▶ _EXTRACTED TEXT_:
►
Due to the high reactivity of the substances of the MDI category with water, bioaccumulation tests can in principle not be performed with these substances. However, one bioaccumulation test (OECD 305E) with 4,4'-MDI and a mesocosm study with PMDI with an indication of bioaccumulation potential have been performed showing that MDI has no bioaccumulation potential in the aquatic environment.

No data are available on terrestrial bioaccumulation on any of the MDIs of the category approach. The reactivity of MDI with water, the low measured BCF in fish and the evidence of the mesocosm study, suggest that MDI has a low potential to bioaccumulate in terrestrial food-chains.

Due to the transient existence of MDI substances, only estimated values for water solubility and octanol-water partition coefficient (log Kow) can be determined and these numbers have little scientific value or relevance. This has been demonstrated for Toluenediisocyanate (TDI) which is similar to the MDI substances in structure and reactivity. A sensitivity analysis of the Level III fugacity model outputs for TDI showed that wide variation in model inputs such as water solubility , log Kow had negligible impact on the predicted environmental distribution and inter-media transport of such a reactive substance. This modeling analysis showed that, regardless of whether TDI (or in this case, MDI substances) are emitted directly to air, water, or soil, > 99.5% of the emission will remain and be degraded within the compartment to which emissions were made. Hence, the transport and distribution of the MDI substances are governed by their reactivity in environmental media, and properties such as water solubility, log Kow, and soil adsorption coefficient are of no real value and cannot be determined properly. No accumulation of the MDI substances is expected in any compartment.
◄
▶ _DATASET EXCERPT_:
►
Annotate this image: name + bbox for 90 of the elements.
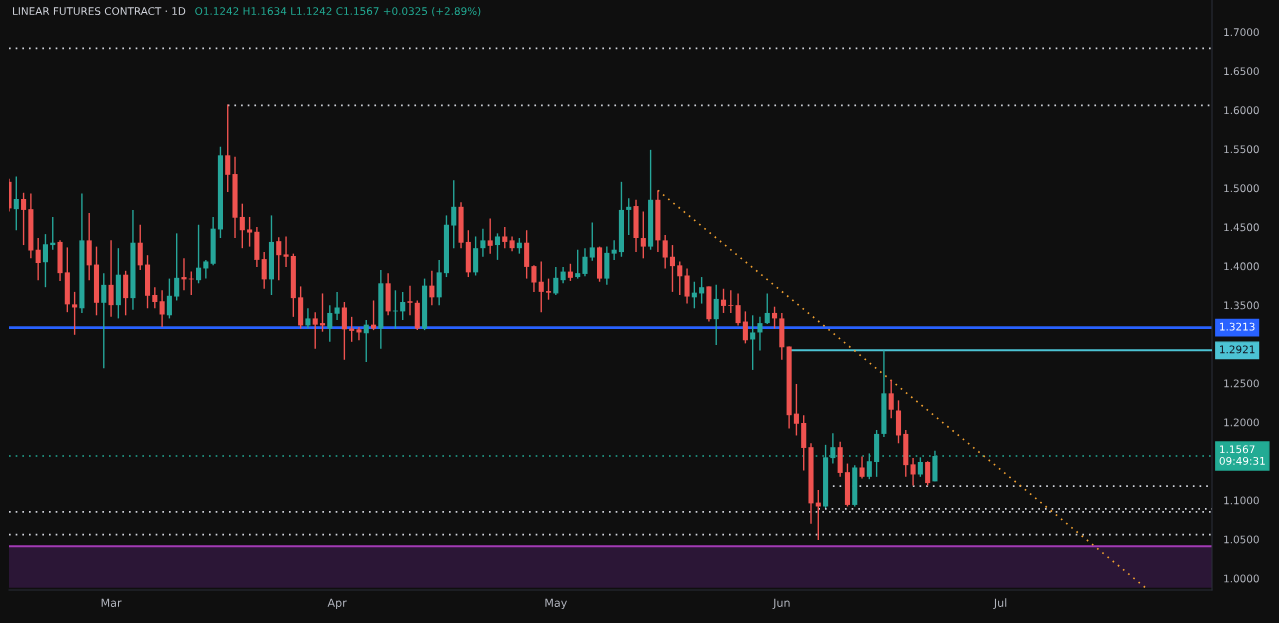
◄
▶ _WHAT TO DO_:
a – Rewrite everything in the MDI bioaccumulation text from "Due to the high" down to "in terrestrial food-chains.", changing "mesocosm study" to "field study".
b – Translate this sentence from the MDI bioaccumulation text into Spanish: "No accumulation of the MDI substances is expected in any compartment."
Use only the MDI bioaccumulation text to respond, not the data.

▶ _SOLUTIONS IN ORDER_:
a –
Due to the high reactivity of the substances of the MDI category with water, bioaccumulation tests can in principle not be performed with these substances. However, one bioaccumulation test (OECD 305E) with 4,4'-MDI and a field study with PMDI with an indication of bioaccumulation potential have been performed showing that MDI has no bioaccumulation potential in the aquatic environment.

No data are available on terrestrial bioaccumulation on any of the MDIs of the category approach. The reactivity of MDI with water, the low measured BCF in fish and the evidence of the field study, suggest that MDI has a low potential to bioaccumulate in terrestrial food-chains.

b – No se espera acumulación de las sustancias MDI en ningún compartimento.